Your task is to repeat the entries underneath exactly, minus the pictures.

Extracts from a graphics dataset

• • • • • • •

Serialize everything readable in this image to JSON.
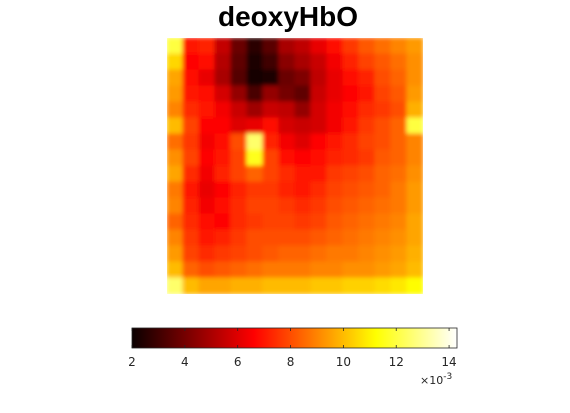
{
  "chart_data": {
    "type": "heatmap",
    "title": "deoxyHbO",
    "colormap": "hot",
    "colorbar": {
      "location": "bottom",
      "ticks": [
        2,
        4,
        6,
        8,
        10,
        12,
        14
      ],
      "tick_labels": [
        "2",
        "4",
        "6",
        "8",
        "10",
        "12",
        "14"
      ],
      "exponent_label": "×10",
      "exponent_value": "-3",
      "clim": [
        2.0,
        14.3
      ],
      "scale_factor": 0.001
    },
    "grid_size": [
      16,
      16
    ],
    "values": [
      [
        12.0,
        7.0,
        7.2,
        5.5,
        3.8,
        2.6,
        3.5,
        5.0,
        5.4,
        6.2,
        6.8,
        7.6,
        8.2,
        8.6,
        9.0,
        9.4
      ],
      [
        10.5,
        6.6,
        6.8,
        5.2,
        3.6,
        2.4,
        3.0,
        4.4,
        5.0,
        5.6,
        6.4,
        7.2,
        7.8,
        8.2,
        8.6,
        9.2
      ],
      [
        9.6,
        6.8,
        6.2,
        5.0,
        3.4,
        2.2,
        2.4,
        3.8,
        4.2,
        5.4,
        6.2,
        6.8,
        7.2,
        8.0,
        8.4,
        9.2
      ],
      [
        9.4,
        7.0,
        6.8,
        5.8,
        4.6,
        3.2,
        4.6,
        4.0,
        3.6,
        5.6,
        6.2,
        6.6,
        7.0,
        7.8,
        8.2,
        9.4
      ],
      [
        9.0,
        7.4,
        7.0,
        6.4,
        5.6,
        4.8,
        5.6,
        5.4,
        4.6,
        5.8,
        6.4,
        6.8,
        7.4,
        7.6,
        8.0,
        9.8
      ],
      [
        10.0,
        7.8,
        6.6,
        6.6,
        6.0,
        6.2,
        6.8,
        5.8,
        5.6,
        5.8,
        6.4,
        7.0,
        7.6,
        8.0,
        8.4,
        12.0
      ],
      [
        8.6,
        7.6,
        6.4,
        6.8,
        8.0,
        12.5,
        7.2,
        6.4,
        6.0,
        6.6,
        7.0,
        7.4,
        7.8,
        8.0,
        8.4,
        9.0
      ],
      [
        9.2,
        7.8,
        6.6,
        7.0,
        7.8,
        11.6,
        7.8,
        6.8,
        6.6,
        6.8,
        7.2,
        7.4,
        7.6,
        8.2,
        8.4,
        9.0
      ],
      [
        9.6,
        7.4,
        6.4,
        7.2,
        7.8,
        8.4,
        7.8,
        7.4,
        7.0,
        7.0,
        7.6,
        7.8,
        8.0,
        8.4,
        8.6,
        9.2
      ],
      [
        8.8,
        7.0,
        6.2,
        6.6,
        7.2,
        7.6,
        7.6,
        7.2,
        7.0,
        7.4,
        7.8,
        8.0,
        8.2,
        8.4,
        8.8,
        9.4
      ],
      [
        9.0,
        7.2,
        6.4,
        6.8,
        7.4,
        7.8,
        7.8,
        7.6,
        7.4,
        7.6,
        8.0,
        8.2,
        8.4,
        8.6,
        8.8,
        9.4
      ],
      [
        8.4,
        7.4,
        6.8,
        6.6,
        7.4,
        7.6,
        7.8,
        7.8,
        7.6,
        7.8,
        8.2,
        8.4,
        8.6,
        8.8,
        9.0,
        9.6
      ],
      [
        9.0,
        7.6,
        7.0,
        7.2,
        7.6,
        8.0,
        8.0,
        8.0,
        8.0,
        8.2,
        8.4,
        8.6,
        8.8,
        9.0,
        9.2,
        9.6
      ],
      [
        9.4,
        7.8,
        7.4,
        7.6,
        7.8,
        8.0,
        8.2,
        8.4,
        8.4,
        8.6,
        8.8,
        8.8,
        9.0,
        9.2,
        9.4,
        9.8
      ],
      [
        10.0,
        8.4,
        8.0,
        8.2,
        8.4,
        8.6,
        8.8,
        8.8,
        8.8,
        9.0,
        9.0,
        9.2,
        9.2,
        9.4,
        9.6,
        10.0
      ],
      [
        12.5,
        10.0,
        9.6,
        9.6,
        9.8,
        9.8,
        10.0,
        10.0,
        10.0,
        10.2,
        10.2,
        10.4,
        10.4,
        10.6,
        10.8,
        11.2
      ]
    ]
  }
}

• • • • • • •

> [SOLUTION TO THE EXERCISE]:
Serialize everything readable in this image to JSON.
{
  "chart_data": {
    "type": "heatmap",
    "title": "deoxyHbO",
    "colormap": "hot",
    "colorbar": {
      "location": "bottom",
      "ticks": [
        2,
        4,
        6,
        8,
        10,
        12,
        14
      ],
      "tick_labels": [
        "2",
        "4",
        "6",
        "8",
        "10",
        "12",
        "14"
      ],
      "exponent_label": "×10",
      "exponent_value": "-3",
      "clim": [
        2.0,
        14.3
      ],
      "scale_factor": 0.001
    },
    "grid_size": [
      16,
      16
    ],
    "values": [
      [
        12.0,
        7.0,
        7.2,
        5.5,
        3.8,
        2.6,
        3.5,
        5.0,
        5.4,
        6.2,
        6.8,
        7.6,
        8.2,
        8.6,
        9.0,
        9.4
      ],
      [
        10.5,
        6.6,
        6.8,
        5.2,
        3.6,
        2.4,
        3.0,
        4.4,
        5.0,
        5.6,
        6.4,
        7.2,
        7.8,
        8.2,
        8.6,
        9.2
      ],
      [
        9.6,
        6.8,
        6.2,
        5.0,
        3.4,
        2.2,
        2.4,
        3.8,
        4.2,
        5.4,
        6.2,
        6.8,
        7.2,
        8.0,
        8.4,
        9.2
      ],
      [
        9.4,
        7.0,
        6.8,
        5.8,
        4.6,
        3.2,
        4.6,
        4.0,
        3.6,
        5.6,
        6.2,
        6.6,
        7.0,
        7.8,
        8.2,
        9.4
      ],
      [
        9.0,
        7.4,
        7.0,
        6.4,
        5.6,
        4.8,
        5.6,
        5.4,
        4.6,
        5.8,
        6.4,
        6.8,
        7.4,
        7.6,
        8.0,
        9.8
      ],
      [
        10.0,
        7.8,
        6.6,
        6.6,
        6.0,
        6.2,
        6.8,
        5.8,
        5.6,
        5.8,
        6.4,
        7.0,
        7.6,
        8.0,
        8.4,
        12.0
      ],
      [
        8.6,
        7.6,
        6.4,
        6.8,
        8.0,
        12.5,
        7.2,
        6.4,
        6.0,
        6.6,
        7.0,
        7.4,
        7.8,
        8.0,
        8.4,
        9.0
      ],
      [
        9.2,
        7.8,
        6.6,
        7.0,
        7.8,
        11.6,
        7.8,
        6.8,
        6.6,
        6.8,
        7.2,
        7.4,
        7.6,
        8.2,
        8.4,
        9.0
      ],
      [
        9.6,
        7.4,
        6.4,
        7.2,
        7.8,
        8.4,
        7.8,
        7.4,
        7.0,
        7.0,
        7.6,
        7.8,
        8.0,
        8.4,
        8.6,
        9.2
      ],
      [
        8.8,
        7.0,
        6.2,
        6.6,
        7.2,
        7.6,
        7.6,
        7.2,
        7.0,
        7.4,
        7.8,
        8.0,
        8.2,
        8.4,
        8.8,
        9.4
      ],
      [
        9.0,
        7.2,
        6.4,
        6.8,
        7.4,
        7.8,
        7.8,
        7.6,
        7.4,
        7.6,
        8.0,
        8.2,
        8.4,
        8.6,
        8.8,
        9.4
      ],
      [
        8.4,
        7.4,
        6.8,
        6.6,
        7.4,
        7.6,
        7.8,
        7.8,
        7.6,
        7.8,
        8.2,
        8.4,
        8.6,
        8.8,
        9.0,
        9.6
      ],
      [
        9.0,
        7.6,
        7.0,
        7.2,
        7.6,
        8.0,
        8.0,
        8.0,
        8.0,
        8.2,
        8.4,
        8.6,
        8.8,
        9.0,
        9.2,
        9.6
      ],
      [
        9.4,
        7.8,
        7.4,
        7.6,
        7.8,
        8.0,
        8.2,
        8.4,
        8.4,
        8.6,
        8.8,
        8.8,
        9.0,
        9.2,
        9.4,
        9.8
      ],
      [
        10.0,
        8.4,
        8.0,
        8.2,
        8.4,
        8.6,
        8.8,
        8.8,
        8.8,
        9.0,
        9.0,
        9.2,
        9.2,
        9.4,
        9.6,
        10.0
      ],
      [
        12.5,
        10.0,
        9.6,
        9.6,
        9.8,
        9.8,
        10.0,
        10.0,
        10.0,
        10.2,
        10.2,
        10.4,
        10.4,
        10.6,
        10.8,
        11.2
      ]
    ]
  }
}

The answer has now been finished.